**YOUR GOAL:**
Reproduce every entry in the listing without alteration.

Records from a collection of figures
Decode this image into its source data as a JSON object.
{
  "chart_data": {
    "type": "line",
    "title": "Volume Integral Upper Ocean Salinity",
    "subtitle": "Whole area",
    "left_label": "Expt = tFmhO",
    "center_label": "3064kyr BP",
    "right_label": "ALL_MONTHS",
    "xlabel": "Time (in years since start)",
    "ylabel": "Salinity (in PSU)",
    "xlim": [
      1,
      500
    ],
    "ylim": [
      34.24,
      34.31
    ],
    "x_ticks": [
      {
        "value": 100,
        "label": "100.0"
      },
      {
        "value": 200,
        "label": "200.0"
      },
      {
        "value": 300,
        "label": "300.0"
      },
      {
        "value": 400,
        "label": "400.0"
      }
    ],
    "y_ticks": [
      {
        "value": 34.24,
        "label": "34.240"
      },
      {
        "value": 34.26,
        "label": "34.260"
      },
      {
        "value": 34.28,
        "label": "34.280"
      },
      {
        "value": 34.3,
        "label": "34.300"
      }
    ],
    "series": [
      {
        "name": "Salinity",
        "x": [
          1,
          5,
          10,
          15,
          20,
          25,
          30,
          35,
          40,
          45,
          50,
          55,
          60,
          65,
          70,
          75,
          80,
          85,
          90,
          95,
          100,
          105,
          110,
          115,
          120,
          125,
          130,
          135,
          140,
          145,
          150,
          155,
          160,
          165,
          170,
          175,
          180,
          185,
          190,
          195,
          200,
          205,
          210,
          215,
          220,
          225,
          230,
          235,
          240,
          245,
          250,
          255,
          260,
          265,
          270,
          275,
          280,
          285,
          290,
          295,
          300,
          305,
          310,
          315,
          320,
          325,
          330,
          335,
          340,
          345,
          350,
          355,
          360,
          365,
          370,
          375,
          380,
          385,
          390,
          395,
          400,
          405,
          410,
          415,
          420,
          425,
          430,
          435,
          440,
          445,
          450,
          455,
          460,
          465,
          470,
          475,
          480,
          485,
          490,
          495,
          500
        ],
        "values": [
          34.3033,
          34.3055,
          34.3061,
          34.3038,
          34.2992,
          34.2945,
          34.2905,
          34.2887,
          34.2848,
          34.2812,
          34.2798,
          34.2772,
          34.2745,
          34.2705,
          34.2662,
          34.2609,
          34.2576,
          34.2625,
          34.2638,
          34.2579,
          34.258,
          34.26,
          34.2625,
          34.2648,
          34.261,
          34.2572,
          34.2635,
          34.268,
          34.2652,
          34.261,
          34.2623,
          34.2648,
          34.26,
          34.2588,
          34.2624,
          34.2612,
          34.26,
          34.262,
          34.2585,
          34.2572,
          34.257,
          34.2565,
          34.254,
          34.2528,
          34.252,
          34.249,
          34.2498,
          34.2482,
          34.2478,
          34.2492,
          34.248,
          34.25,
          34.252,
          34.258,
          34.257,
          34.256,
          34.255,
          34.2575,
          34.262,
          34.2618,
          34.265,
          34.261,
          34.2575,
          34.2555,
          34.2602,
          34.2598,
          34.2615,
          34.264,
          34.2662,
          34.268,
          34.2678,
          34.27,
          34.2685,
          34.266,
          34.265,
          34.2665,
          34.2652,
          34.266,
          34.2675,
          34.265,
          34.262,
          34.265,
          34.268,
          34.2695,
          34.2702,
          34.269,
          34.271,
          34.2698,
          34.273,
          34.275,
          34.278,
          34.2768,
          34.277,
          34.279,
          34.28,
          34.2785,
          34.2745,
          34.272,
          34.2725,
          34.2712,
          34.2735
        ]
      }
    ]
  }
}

**RESPONSE:**
Decode this image into its source data as a JSON object.
{
  "chart_data": {
    "type": "line",
    "title": "Volume Integral Upper Ocean Salinity",
    "subtitle": "Whole area",
    "left_label": "Expt = tFmhO",
    "center_label": "3064kyr BP",
    "right_label": "ALL_MONTHS",
    "xlabel": "Time (in years since start)",
    "ylabel": "Salinity (in PSU)",
    "xlim": [
      1,
      500
    ],
    "ylim": [
      34.24,
      34.31
    ],
    "x_ticks": [
      {
        "value": 100,
        "label": "100.0"
      },
      {
        "value": 200,
        "label": "200.0"
      },
      {
        "value": 300,
        "label": "300.0"
      },
      {
        "value": 400,
        "label": "400.0"
      }
    ],
    "y_ticks": [
      {
        "value": 34.24,
        "label": "34.240"
      },
      {
        "value": 34.26,
        "label": "34.260"
      },
      {
        "value": 34.28,
        "label": "34.280"
      },
      {
        "value": 34.3,
        "label": "34.300"
      }
    ],
    "series": [
      {
        "name": "Salinity",
        "x": [
          1,
          5,
          10,
          15,
          20,
          25,
          30,
          35,
          40,
          45,
          50,
          55,
          60,
          65,
          70,
          75,
          80,
          85,
          90,
          95,
          100,
          105,
          110,
          115,
          120,
          125,
          130,
          135,
          140,
          145,
          150,
          155,
          160,
          165,
          170,
          175,
          180,
          185,
          190,
          195,
          200,
          205,
          210,
          215,
          220,
          225,
          230,
          235,
          240,
          245,
          250,
          255,
          260,
          265,
          270,
          275,
          280,
          285,
          290,
          295,
          300,
          305,
          310,
          315,
          320,
          325,
          330,
          335,
          340,
          345,
          350,
          355,
          360,
          365,
          370,
          375,
          380,
          385,
          390,
          395,
          400,
          405,
          410,
          415,
          420,
          425,
          430,
          435,
          440,
          445,
          450,
          455,
          460,
          465,
          470,
          475,
          480,
          485,
          490,
          495,
          500
        ],
        "values": [
          34.3033,
          34.3055,
          34.3061,
          34.3038,
          34.2992,
          34.2945,
          34.2905,
          34.2887,
          34.2848,
          34.2812,
          34.2798,
          34.2772,
          34.2745,
          34.2705,
          34.2662,
          34.2609,
          34.2576,
          34.2625,
          34.2638,
          34.2579,
          34.258,
          34.26,
          34.2625,
          34.2648,
          34.261,
          34.2572,
          34.2635,
          34.268,
          34.2652,
          34.261,
          34.2623,
          34.2648,
          34.26,
          34.2588,
          34.2624,
          34.2612,
          34.26,
          34.262,
          34.2585,
          34.2572,
          34.257,
          34.2565,
          34.254,
          34.2528,
          34.252,
          34.249,
          34.2498,
          34.2482,
          34.2478,
          34.2492,
          34.248,
          34.25,
          34.252,
          34.258,
          34.257,
          34.256,
          34.255,
          34.2575,
          34.262,
          34.2618,
          34.265,
          34.261,
          34.2575,
          34.2555,
          34.2602,
          34.2598,
          34.2615,
          34.264,
          34.2662,
          34.268,
          34.2678,
          34.27,
          34.2685,
          34.266,
          34.265,
          34.2665,
          34.2652,
          34.266,
          34.2675,
          34.265,
          34.262,
          34.265,
          34.268,
          34.2695,
          34.2702,
          34.269,
          34.271,
          34.2698,
          34.273,
          34.275,
          34.278,
          34.2768,
          34.277,
          34.279,
          34.28,
          34.2785,
          34.2745,
          34.272,
          34.2725,
          34.2712,
          34.2735
        ]
      }
    ]
  }
}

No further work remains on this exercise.